Exercise => Please repeat the gold price outlook below in full, word for word.

Source passage =>
----------

Gold prices continue to remain strong. And they may even head a bit higher in the near term.
But we could see a bit of consolidation and horizontal trading in the gold market over the next few weeks, which could present some very interesting opportunities for investors in the junior mining market.
The price of gold soared following the U.S. Federal Reserve’s interest rate hike back in December 2015. But the fast run-up was followed by a period of consolidation and generally horizontal prices that last a few weeks.
The gold and mining markets were again launched higher beginning in June. And a series of events — beginning with disappointing U.S. employment numbers on June 3rd and continuing with a dovish FOMC meeting, Brexit, the tragedy in Dallas, and the Italian bank scare — has now given gold prices a solid foundation over $1,300 an ounce.
Up next, the Fed’s July FOMC meeting on the 26th and 27th will be in focus. Traders are currently putting a 0% probability of any interest rate movement at the July meeting. And there could be a bit of continued strength in gold prices in the days ahead of that meeting — which I think could move the yellow metal as high as $1,380 an ounce.
But following the Fed’s FOMC meeting (and excluding any unforeseen major world events), I expect to see another brief period of consolidation and generally horizontal prices similar to the one beginning in March.
I expect gold prices will meet strong resistance at $1,380/oz due to profit-taking. Although it’s more difficult to predict gold’s downside.
Currently gold is sitting at about $1,325 an ounce. So nearing $1,300/oz, gold will find pretty good support in the near term. Anywhere under $1,300, and I believe the yellow metal will find great support. But I don’t think we’ll see gold below $1,275/oz in the foreseeable future.
I think we can generally expect to see gold prices range in the $1,325/oz to $1,350/oz area following the Fed’s FOMC meeting later this month.
Looking ahead a bit further, though, there are still a number of things that could easily be a catalyst to push gold prices to $1,500/oz by the end of the year.
An interest rate cut from the Fed, another bank or currency disaster in a major European country, the change in Sharia law that will allow 1.6 billion Muslims around the world to directly invest in gold bullion, or any number of unforeseen events… any one of these could send gold prices much higher than they are today.

----------

Source excerpt =>
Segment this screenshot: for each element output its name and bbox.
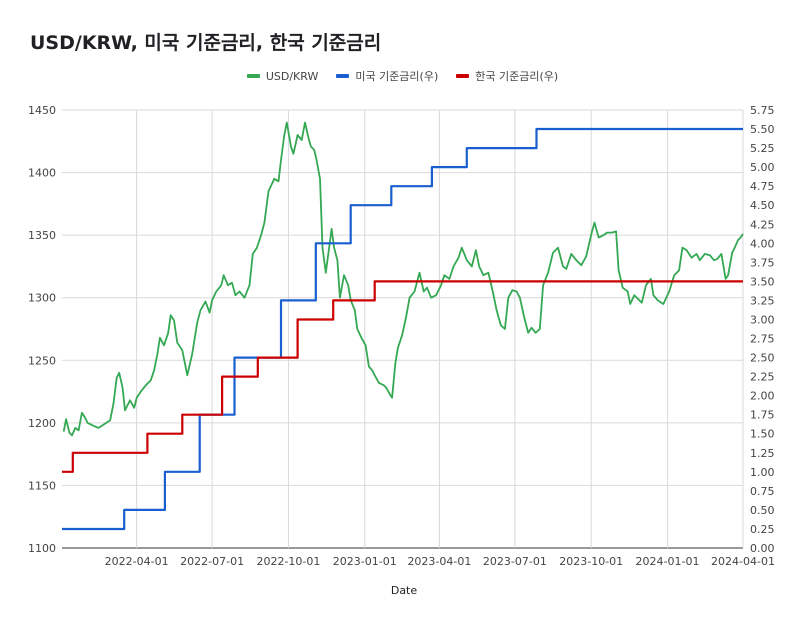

----------

Solution below =>
Gold prices continue to remain strong. And they may even head a bit higher in the near term.
But we could see a bit of consolidation and horizontal trading in the gold market over the next few weeks, which could present some very interesting opportunities for investors in the junior mining market.
The price of gold soared following the U.S. Federal Reserve’s interest rate hike back in December 2015. But the fast run-up was followed by a period of consolidation and generally horizontal prices that last a few weeks.
The gold and mining markets were again launched higher beginning in June. And a series of events — beginning with disappointing U.S. employment numbers on June 3rd and continuing with a dovish FOMC meeting, Brexit, the tragedy in Dallas, and the Italian bank scare — has now given gold prices a solid foundation over $1,300 an ounce.
Up next, the Fed’s July FOMC meeting on the 26th and 27th will be in focus. Traders are currently putting a 0% probability of any interest rate movement at the July meeting. And there could be a bit of continued strength in gold prices in the days ahead of that meeting — which I think could move the yellow metal as high as $1,380 an ounce.
But following the Fed’s FOMC meeting (and excluding any unforeseen major world events), I expect to see another brief period of consolidation and generally horizontal prices similar to the one beginning in March.
I expect gold prices will meet strong resistance at $1,380/oz due to profit-taking. Although it’s more difficult to predict gold’s downside.
Currently gold is sitting at about $1,325 an ounce. So nearing $1,300/oz, gold will find pretty good support in the near term. Anywhere under $1,300, and I believe the yellow metal will find great support. But I don’t think we’ll see gold below $1,275/oz in the foreseeable future.
I think we can generally expect to see gold prices range in the $1,325/oz to $1,350/oz area following the Fed’s FOMC meeting later this month.
Looking ahead a bit further, though, there are still a number of things that could easily be a catalyst to push gold prices to $1,500/oz by the end of the year.
An interest rate cut from the Fed, another bank or currency disaster in a major European country, the change in Sharia law that will allow 1.6 billion Muslims around the world to directly invest in gold bullion, or any number of unforeseen events… any one of these could send gold prices much higher than they are today.